Set task >>
Copy each line of the material below that includes the string "text".

The records >>
========================================================================

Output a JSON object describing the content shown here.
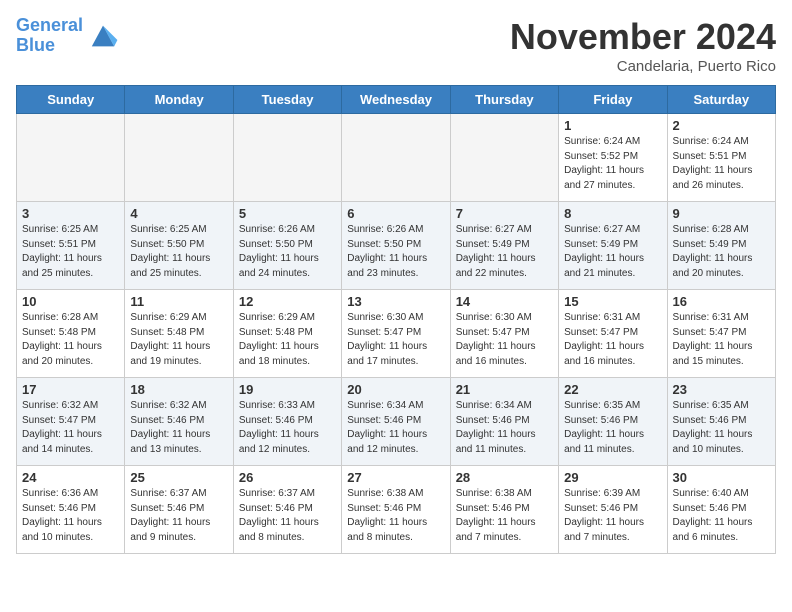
{
  "header": {
    "logo_line1": "General",
    "logo_line2": "Blue",
    "month": "November 2024",
    "location": "Candelaria, Puerto Rico"
  },
  "weekdays": [
    "Sunday",
    "Monday",
    "Tuesday",
    "Wednesday",
    "Thursday",
    "Friday",
    "Saturday"
  ],
  "weeks": [
    [
      {
        "day": "",
        "info": ""
      },
      {
        "day": "",
        "info": ""
      },
      {
        "day": "",
        "info": ""
      },
      {
        "day": "",
        "info": ""
      },
      {
        "day": "",
        "info": ""
      },
      {
        "day": "1",
        "info": "Sunrise: 6:24 AM\nSunset: 5:52 PM\nDaylight: 11 hours\nand 27 minutes."
      },
      {
        "day": "2",
        "info": "Sunrise: 6:24 AM\nSunset: 5:51 PM\nDaylight: 11 hours\nand 26 minutes."
      }
    ],
    [
      {
        "day": "3",
        "info": "Sunrise: 6:25 AM\nSunset: 5:51 PM\nDaylight: 11 hours\nand 25 minutes."
      },
      {
        "day": "4",
        "info": "Sunrise: 6:25 AM\nSunset: 5:50 PM\nDaylight: 11 hours\nand 25 minutes."
      },
      {
        "day": "5",
        "info": "Sunrise: 6:26 AM\nSunset: 5:50 PM\nDaylight: 11 hours\nand 24 minutes."
      },
      {
        "day": "6",
        "info": "Sunrise: 6:26 AM\nSunset: 5:50 PM\nDaylight: 11 hours\nand 23 minutes."
      },
      {
        "day": "7",
        "info": "Sunrise: 6:27 AM\nSunset: 5:49 PM\nDaylight: 11 hours\nand 22 minutes."
      },
      {
        "day": "8",
        "info": "Sunrise: 6:27 AM\nSunset: 5:49 PM\nDaylight: 11 hours\nand 21 minutes."
      },
      {
        "day": "9",
        "info": "Sunrise: 6:28 AM\nSunset: 5:49 PM\nDaylight: 11 hours\nand 20 minutes."
      }
    ],
    [
      {
        "day": "10",
        "info": "Sunrise: 6:28 AM\nSunset: 5:48 PM\nDaylight: 11 hours\nand 20 minutes."
      },
      {
        "day": "11",
        "info": "Sunrise: 6:29 AM\nSunset: 5:48 PM\nDaylight: 11 hours\nand 19 minutes."
      },
      {
        "day": "12",
        "info": "Sunrise: 6:29 AM\nSunset: 5:48 PM\nDaylight: 11 hours\nand 18 minutes."
      },
      {
        "day": "13",
        "info": "Sunrise: 6:30 AM\nSunset: 5:47 PM\nDaylight: 11 hours\nand 17 minutes."
      },
      {
        "day": "14",
        "info": "Sunrise: 6:30 AM\nSunset: 5:47 PM\nDaylight: 11 hours\nand 16 minutes."
      },
      {
        "day": "15",
        "info": "Sunrise: 6:31 AM\nSunset: 5:47 PM\nDaylight: 11 hours\nand 16 minutes."
      },
      {
        "day": "16",
        "info": "Sunrise: 6:31 AM\nSunset: 5:47 PM\nDaylight: 11 hours\nand 15 minutes."
      }
    ],
    [
      {
        "day": "17",
        "info": "Sunrise: 6:32 AM\nSunset: 5:47 PM\nDaylight: 11 hours\nand 14 minutes."
      },
      {
        "day": "18",
        "info": "Sunrise: 6:32 AM\nSunset: 5:46 PM\nDaylight: 11 hours\nand 13 minutes."
      },
      {
        "day": "19",
        "info": "Sunrise: 6:33 AM\nSunset: 5:46 PM\nDaylight: 11 hours\nand 12 minutes."
      },
      {
        "day": "20",
        "info": "Sunrise: 6:34 AM\nSunset: 5:46 PM\nDaylight: 11 hours\nand 12 minutes."
      },
      {
        "day": "21",
        "info": "Sunrise: 6:34 AM\nSunset: 5:46 PM\nDaylight: 11 hours\nand 11 minutes."
      },
      {
        "day": "22",
        "info": "Sunrise: 6:35 AM\nSunset: 5:46 PM\nDaylight: 11 hours\nand 11 minutes."
      },
      {
        "day": "23",
        "info": "Sunrise: 6:35 AM\nSunset: 5:46 PM\nDaylight: 11 hours\nand 10 minutes."
      }
    ],
    [
      {
        "day": "24",
        "info": "Sunrise: 6:36 AM\nSunset: 5:46 PM\nDaylight: 11 hours\nand 10 minutes."
      },
      {
        "day": "25",
        "info": "Sunrise: 6:37 AM\nSunset: 5:46 PM\nDaylight: 11 hours\nand 9 minutes."
      },
      {
        "day": "26",
        "info": "Sunrise: 6:37 AM\nSunset: 5:46 PM\nDaylight: 11 hours\nand 8 minutes."
      },
      {
        "day": "27",
        "info": "Sunrise: 6:38 AM\nSunset: 5:46 PM\nDaylight: 11 hours\nand 8 minutes."
      },
      {
        "day": "28",
        "info": "Sunrise: 6:38 AM\nSunset: 5:46 PM\nDaylight: 11 hours\nand 7 minutes."
      },
      {
        "day": "29",
        "info": "Sunrise: 6:39 AM\nSunset: 5:46 PM\nDaylight: 11 hours\nand 7 minutes."
      },
      {
        "day": "30",
        "info": "Sunrise: 6:40 AM\nSunset: 5:46 PM\nDaylight: 11 hours\nand 6 minutes."
      }
    ]
  ]
}
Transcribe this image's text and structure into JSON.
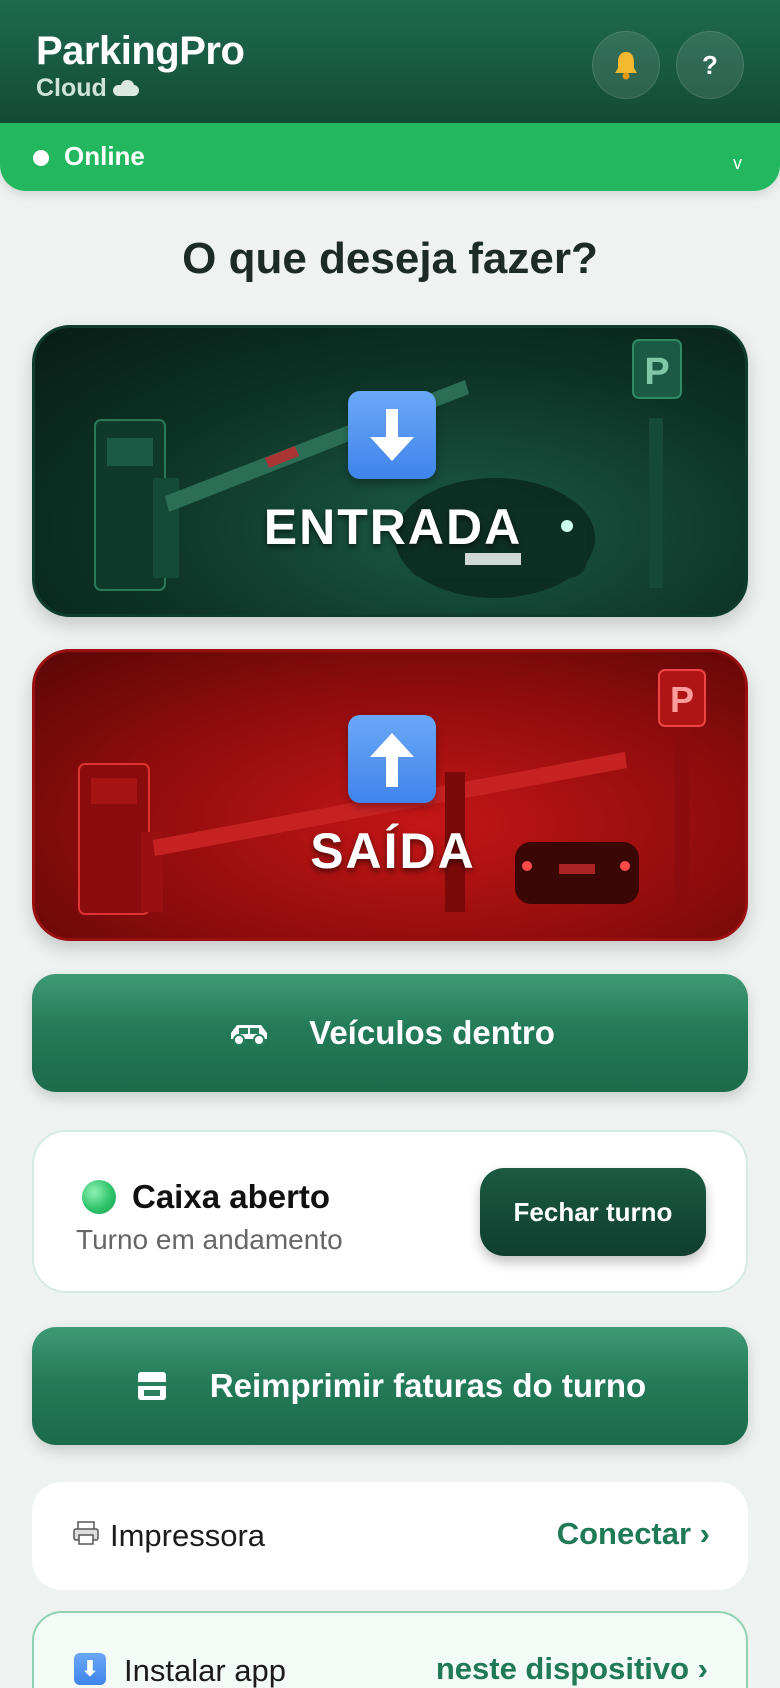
{
  "header": {
    "title": "ParkingPro",
    "subtitle": "Cloud",
    "icons": {
      "cloud": "cloud-icon",
      "bell": "bell-icon",
      "help": "question-mark-icon"
    },
    "help_label": "?"
  },
  "status": {
    "label": "Online",
    "chevron": "v"
  },
  "main": {
    "question": "O que deseja fazer?",
    "entrada": {
      "label": "ENTRADA",
      "icon": "arrow-down-icon"
    },
    "saida": {
      "label": "SAÍDA",
      "icon": "arrow-up-icon"
    },
    "vehicles_button": {
      "label": "Veículos dentro",
      "icon": "car-icon"
    },
    "cash": {
      "title": "Caixa aberto",
      "subtitle": "Turno em andamento",
      "close_button": "Fechar turno"
    },
    "reprint_button": {
      "label": "Reimprimir faturas do turno",
      "icon": "printer-icon"
    },
    "printer": {
      "label": "Impressora",
      "action": "Conectar ›",
      "icon": "printer-icon"
    },
    "install": {
      "label": "Instalar app",
      "action": "neste dispositivo ›",
      "icon": "download-icon",
      "icon_glyph": "⬇"
    }
  },
  "colors": {
    "header_bg": "#134a36",
    "status_green": "#23b85f",
    "entrada_bg": "#0d3326",
    "saida_bg": "#8f0c0c",
    "accent_green": "#1f7a55",
    "arrow_blue": "#3f84ec"
  }
}
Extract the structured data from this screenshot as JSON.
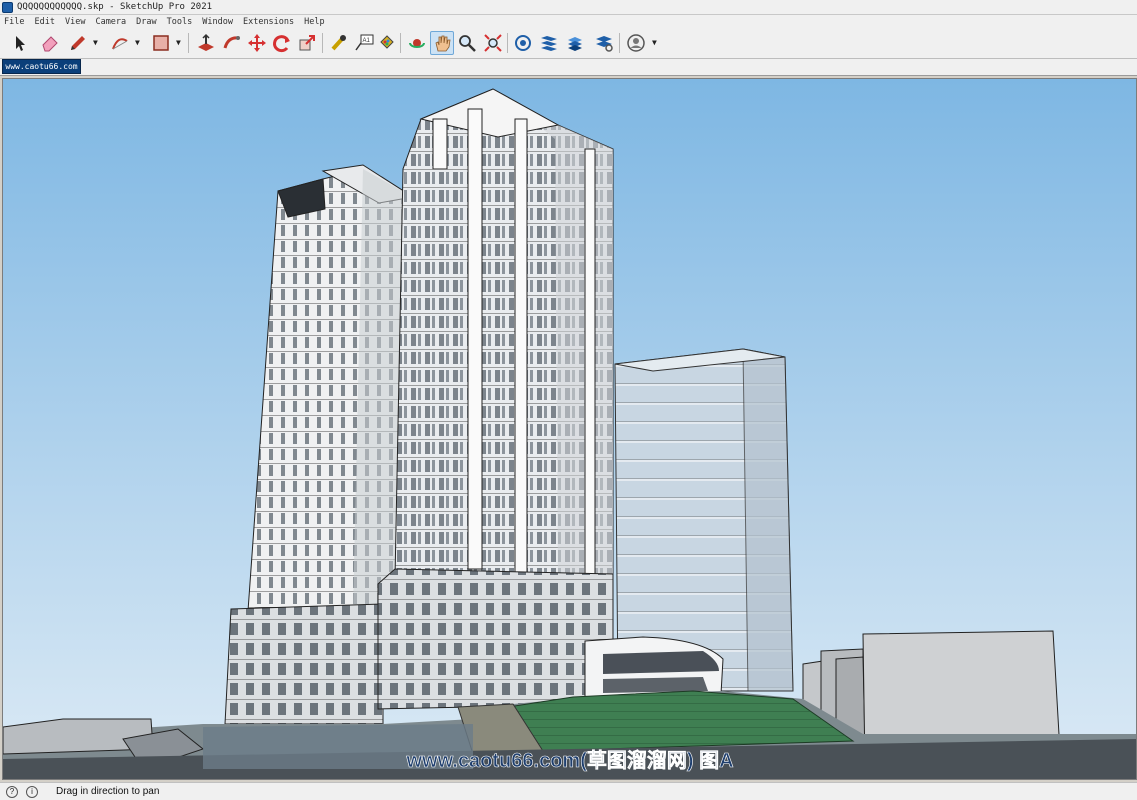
{
  "window": {
    "title": "QQQQQQQQQQQQ.skp - SketchUp Pro 2021"
  },
  "menu": [
    "File",
    "Edit",
    "View",
    "Camera",
    "Draw",
    "Tools",
    "Window",
    "Extensions",
    "Help"
  ],
  "toolbar": {
    "tools": [
      {
        "name": "select-tool-icon",
        "color": "#222222"
      },
      {
        "name": "eraser-tool-icon",
        "color": "#e0608a"
      },
      {
        "name": "pencil-line-tool-icon",
        "color": "#c0392b"
      },
      {
        "name": "arc-tool-icon",
        "color": "#c0392b"
      },
      {
        "name": "rectangle-tool-icon",
        "color": "#c0392b"
      },
      {
        "name": "push-pull-tool-icon",
        "color": "#c0392b"
      },
      {
        "name": "follow-me-tool-icon",
        "color": "#c0392b"
      },
      {
        "name": "move-tool-icon",
        "color": "#d63031"
      },
      {
        "name": "rotate-tool-icon",
        "color": "#d63031"
      },
      {
        "name": "scale-tool-icon",
        "color": "#d63031"
      },
      {
        "name": "tape-measure-tool-icon",
        "color": "#c8a000"
      },
      {
        "name": "text-tool-icon",
        "color": "#333333"
      },
      {
        "name": "paint-bucket-tool-icon",
        "color": "#c8a000"
      },
      {
        "name": "orbit-tool-icon",
        "color": "#d63031"
      },
      {
        "name": "pan-tool-icon",
        "color": "#e0a060"
      },
      {
        "name": "zoom-tool-icon",
        "color": "#1f5fa8"
      },
      {
        "name": "zoom-extents-tool-icon",
        "color": "#d63031"
      },
      {
        "name": "3d-warehouse-icon",
        "color": "#1f5fa8"
      },
      {
        "name": "extension-warehouse-icon",
        "color": "#1f5fa8"
      },
      {
        "name": "layout-icon",
        "color": "#1f5fa8"
      },
      {
        "name": "extension-manager-icon",
        "color": "#1f5fa8"
      },
      {
        "name": "account-icon",
        "color": "#555555"
      }
    ],
    "active_tool": "pan-tool-icon"
  },
  "scene_tab": {
    "label": "www.caotu66.com"
  },
  "viewport": {
    "watermark": "www.caotu66.com(草图溜溜网) 图A",
    "sky_top": "#7eb7e3",
    "sky_bottom": "#dceaf5"
  },
  "statusbar": {
    "icons": [
      "help-icon",
      "info-icon"
    ],
    "message": "Drag in direction to pan"
  }
}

========================================================================

Solution to this problem >>
Transcribe this image's text and structure into JSON.
        "name": "text-tool-icon",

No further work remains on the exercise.